Task directions
Make a verbatim copy of the entries below; pictures stay out.

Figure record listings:
——————————
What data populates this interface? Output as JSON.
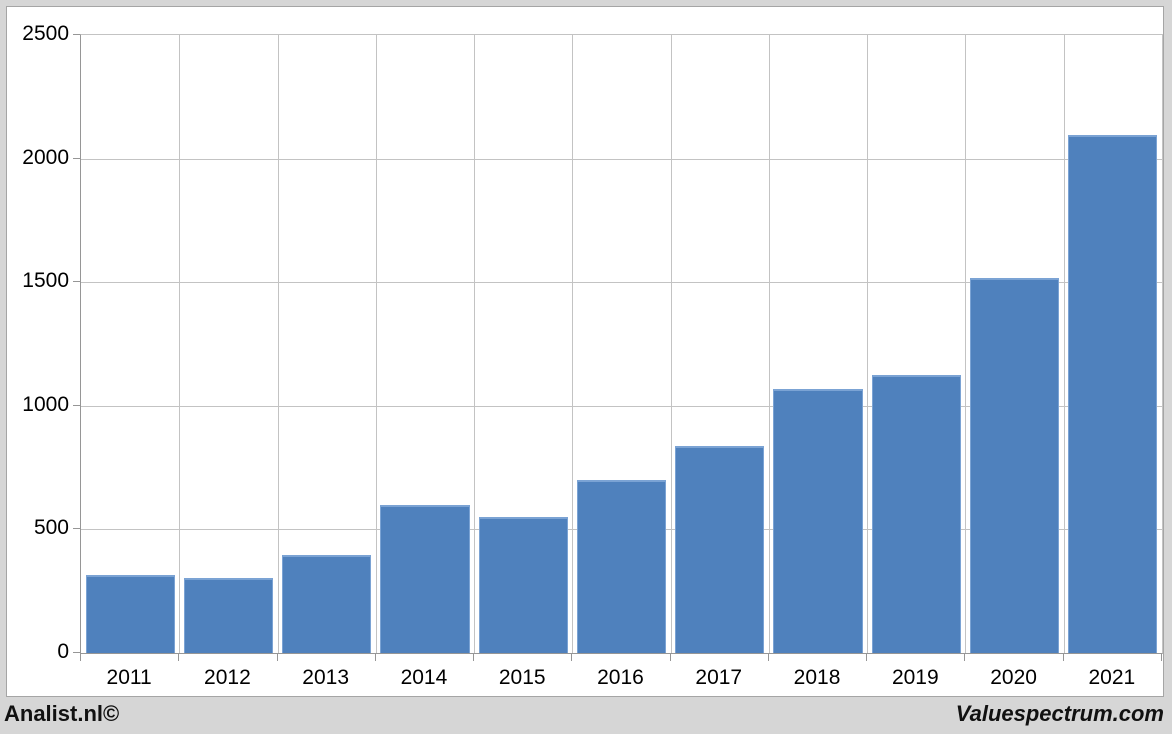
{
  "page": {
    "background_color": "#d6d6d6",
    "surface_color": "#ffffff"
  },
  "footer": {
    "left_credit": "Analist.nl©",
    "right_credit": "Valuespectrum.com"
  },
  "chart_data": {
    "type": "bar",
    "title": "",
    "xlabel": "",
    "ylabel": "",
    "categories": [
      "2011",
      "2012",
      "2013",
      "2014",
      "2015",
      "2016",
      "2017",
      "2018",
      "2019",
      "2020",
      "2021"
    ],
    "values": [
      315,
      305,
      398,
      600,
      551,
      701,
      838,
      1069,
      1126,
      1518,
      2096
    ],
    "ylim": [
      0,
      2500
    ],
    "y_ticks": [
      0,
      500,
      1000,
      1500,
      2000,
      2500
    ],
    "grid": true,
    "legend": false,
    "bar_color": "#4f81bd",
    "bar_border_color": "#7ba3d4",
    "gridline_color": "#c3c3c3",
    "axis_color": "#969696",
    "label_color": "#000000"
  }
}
——————————
Task result
What data populates this interface? Output as JSON.
{
  "page": {
    "background_color": "#d6d6d6",
    "surface_color": "#ffffff"
  },
  "footer": {
    "left_credit": "Analist.nl©",
    "right_credit": "Valuespectrum.com"
  },
  "chart_data": {
    "type": "bar",
    "title": "",
    "xlabel": "",
    "ylabel": "",
    "categories": [
      "2011",
      "2012",
      "2013",
      "2014",
      "2015",
      "2016",
      "2017",
      "2018",
      "2019",
      "2020",
      "2021"
    ],
    "values": [
      315,
      305,
      398,
      600,
      551,
      701,
      838,
      1069,
      1126,
      1518,
      2096
    ],
    "ylim": [
      0,
      2500
    ],
    "y_ticks": [
      0,
      500,
      1000,
      1500,
      2000,
      2500
    ],
    "grid": true,
    "legend": false,
    "bar_color": "#4f81bd",
    "bar_border_color": "#7ba3d4",
    "gridline_color": "#c3c3c3",
    "axis_color": "#969696",
    "label_color": "#000000"
  }
}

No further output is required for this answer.